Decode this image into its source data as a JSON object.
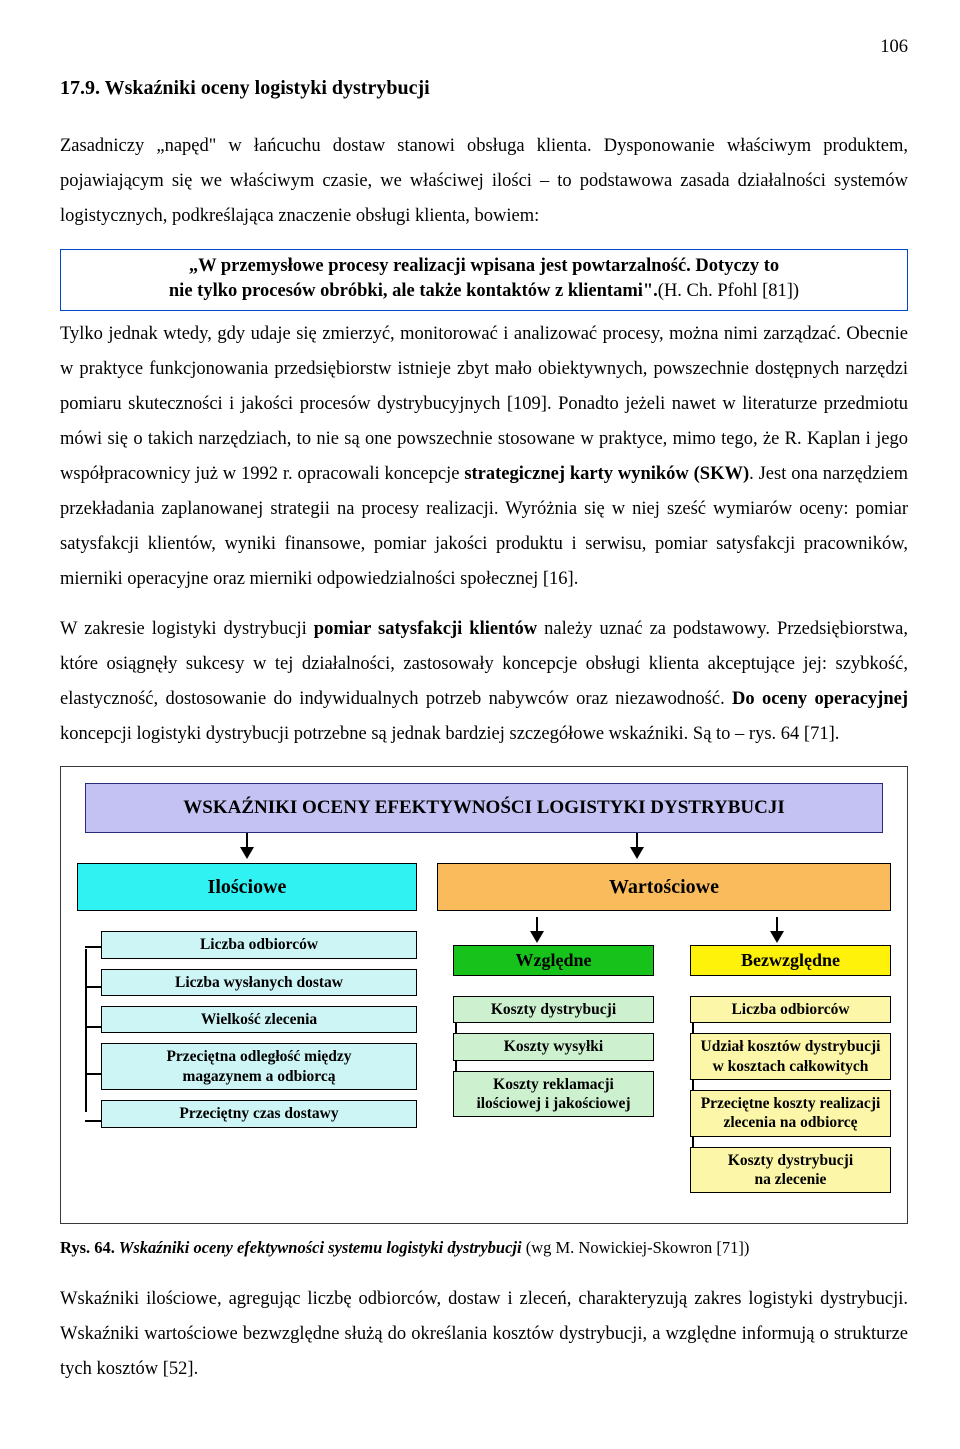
{
  "page_number": "106",
  "heading": "17.9. Wskaźniki oceny logistyki dystrybucji",
  "intro_sentence": "Zasadniczy „napęd\" w łańcuchu dostaw stanowi obsługa klienta. Dysponowanie właściwym produktem, pojawiającym się we właściwym czasie, we właściwej ilości – to podstawowa zasada działalności systemów logistycznych, podkreślająca znaczenie obsługi klienta, bowiem:",
  "quote_line1": "„W przemysłowe procesy realizacji wpisana jest powtarzalność. Dotyczy to",
  "quote_line2": "nie tylko procesów obróbki, ale także kontaktów z  klientami\".",
  "quote_ref": "(H. Ch. Pfohl [81])",
  "para2a": "Tylko jednak wtedy, gdy udaje się zmierzyć, monitorować i analizować procesy, można nimi zarządzać. Obecnie w praktyce funkcjonowania przedsiębiorstw istnieje zbyt mało obiektywnych, powszechnie dostępnych narzędzi pomiaru skuteczności i jakości procesów dystrybucyjnych [109]. Ponadto jeżeli nawet w literaturze przedmiotu mówi się o takich narzędziach, to nie są one powszechnie stosowane w praktyce, mimo tego, że R. Kaplan i jego współpracownicy już w 1992 r. opracowali koncepcje ",
  "para2b_bold": "strategicznej karty wyników (SKW)",
  "para2c": ". Jest ona narzędziem przekładania zaplanowanej strategii na procesy realizacji. Wyróżnia się w niej sześć wymiarów oceny: pomiar satysfakcji klientów, wyniki finansowe, pomiar jakości produktu i serwisu, pomiar satysfakcji pracowników, mierniki operacyjne oraz mierniki odpowiedzialności społecznej [16].",
  "para3a": "W zakresie logistyki dystrybucji ",
  "para3b_bold": "pomiar satysfakcji klientów",
  "para3c": " należy uznać za podstawowy. Przedsiębiorstwa, które osiągnęły sukcesy w tej działalności, zastosowały koncepcje obsługi klienta akceptujące jej: szybkość, elastyczność, dostosowanie do indywidualnych potrzeb nabywców oraz niezawodność. ",
  "para3d_bold": "Do oceny operacyjnej",
  "para3e": " koncepcji logistyki dystrybucji potrzebne są jednak bardziej szczegółowe wskaźniki. Są to – rys. 64 [71].",
  "diagram": {
    "title": "WSKAŹNIKI OCENY EFEKTYWNOŚCI  LOGISTYKI  DYSTRYBUCJI",
    "colors": {
      "title_bg": "#c4c2f2",
      "ilosciowe_bg": "#30f2f2",
      "wartosciowe_bg": "#f9bb5b",
      "wzgledne_bg": "#17c21a",
      "bezwzgledne_bg": "#fff20a",
      "left_leaf_bg": "#cdf5f5",
      "mid_leaf_bg": "#cdf0cf",
      "right_leaf_bg": "#fcf6a8"
    },
    "ilosciowe": {
      "label": "Ilościowe",
      "items": [
        "Liczba odbiorców",
        "Liczba wysłanych dostaw",
        "Wielkość zlecenia",
        "Przeciętna odległość między\nmagazynem a odbiorcą",
        "Przeciętny czas dostawy"
      ]
    },
    "wartosciowe": {
      "label": "Wartościowe",
      "wzgledne": {
        "label": "Względne",
        "items": [
          "Koszty dystrybucji",
          "Koszty wysyłki",
          "Koszty reklamacji\nilościowej i jakościowej"
        ]
      },
      "bezwzgledne": {
        "label": "Bezwzględne",
        "items": [
          "Liczba odbiorców",
          "Udział kosztów dystrybucji\nw kosztach całkowitych",
          "Przeciętne  koszty realizacji\nzlecenia na odbiorcę",
          "Koszty dystrybucji\nna zlecenie"
        ]
      }
    }
  },
  "fig_caption_lead": "Rys. 64.",
  "fig_caption_title": " Wskaźniki oceny efektywności systemu logistyki dystrybucji ",
  "fig_caption_tail": "(wg M. Nowickiej-Skowron [71])",
  "para4": "Wskaźniki  ilościowe, agregując liczbę odbiorców, dostaw i zleceń, charakteryzują zakres logistyki dystrybucji. Wskaźniki wartościowe bezwzględne służą do określania kosztów dystrybucji, a względne informują o strukturze tych kosztów [52]."
}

•••

**Required task**
Extract from the data every line where "procesów" shows up.

**Task solution**
  "quote_line2": "nie tylko procesów obróbki, ale także kontaktów z  klientami\".",
  "para2a": "Tylko jednak wtedy, gdy udaje się zmierzyć, monitorować i analizować procesy, można nimi zarządzać. Obecnie w praktyce funkcjonowania przedsiębiorstw istnieje zbyt mało obiektywnych, powszechnie dostępnych narzędzi pomiaru skuteczności i jakości procesów dystrybucyjnych [109]. Ponadto jeżeli nawet w literaturze przedmiotu mówi się o takich narzędziach, to nie są one powszechnie stosowane w praktyce, mimo tego, że R. Kaplan i jego współpracownicy już w 1992 r. opracowali koncepcje ",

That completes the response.